* EXERCISE DETAILS *
Every entry should be repeated exactly. Omit the pictures.

* GIVEN DATA *
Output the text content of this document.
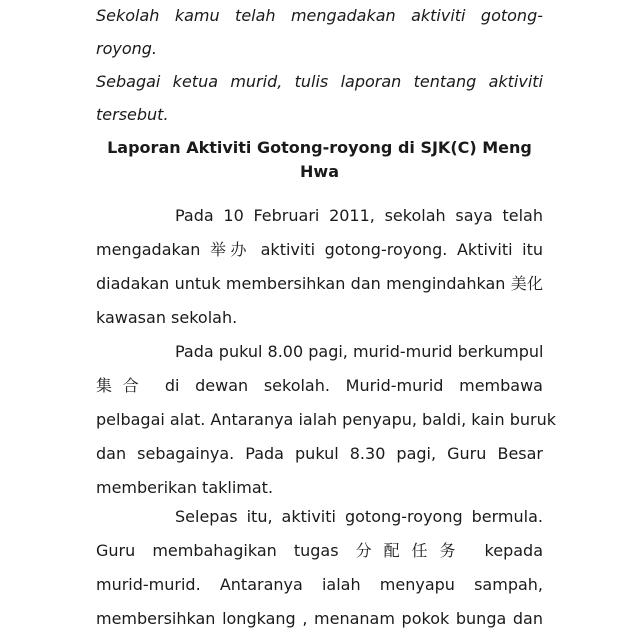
Sekolah kamu telah mengadakan aktiviti gotong-royong.
Sebagai ketua murid, tulis laporan tentang aktiviti
tersebut.
Laporan Aktiviti Gotong-royong di SJK(C) Meng Hwa
Pada 10 Februari 2011, sekolah saya telah
mengadakan 举办 aktiviti gotong-royong. Aktiviti itu
diadakan untuk membersihkan dan mengindahkan 美化
kawasan sekolah.
Pada pukul 8.00 pagi, murid-murid berkumpul
集合 di dewan sekolah. Murid-murid membawa
pelbagai alat. Antaranya ialah penyapu, baldi, kain buruk
dan sebagainya. Pada pukul 8.30 pagi, Guru Besar
memberikan taklimat.
Selepas itu, aktiviti gotong-royong bermula.
Guru membahagikan tugas 分配任务 kepada
murid-murid. Antaranya ialah menyapu sampah,
membersihkan longkang , menanam pokok bunga dan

* WRITTEN SOLUTION *
Output the text content of this document.
Sekolah kamu telah mengadakan aktiviti gotong-royong.
Sebagai ketua murid, tulis laporan tentang aktiviti
tersebut.
Laporan Aktiviti Gotong-royong di SJK(C) Meng Hwa
Pada 10 Februari 2011, sekolah saya telah
mengadakan 举办 aktiviti gotong-royong. Aktiviti itu
diadakan untuk membersihkan dan mengindahkan 美化
kawasan sekolah.
Pada pukul 8.00 pagi, murid-murid berkumpul
集合 di dewan sekolah. Murid-murid membawa
pelbagai alat. Antaranya ialah penyapu, baldi, kain buruk
dan sebagainya. Pada pukul 8.30 pagi, Guru Besar
memberikan taklimat.
Selepas itu, aktiviti gotong-royong bermula.
Guru membahagikan tugas 分配任务 kepada
murid-murid. Antaranya ialah menyapu sampah,
membersihkan longkang , menanam pokok bunga dan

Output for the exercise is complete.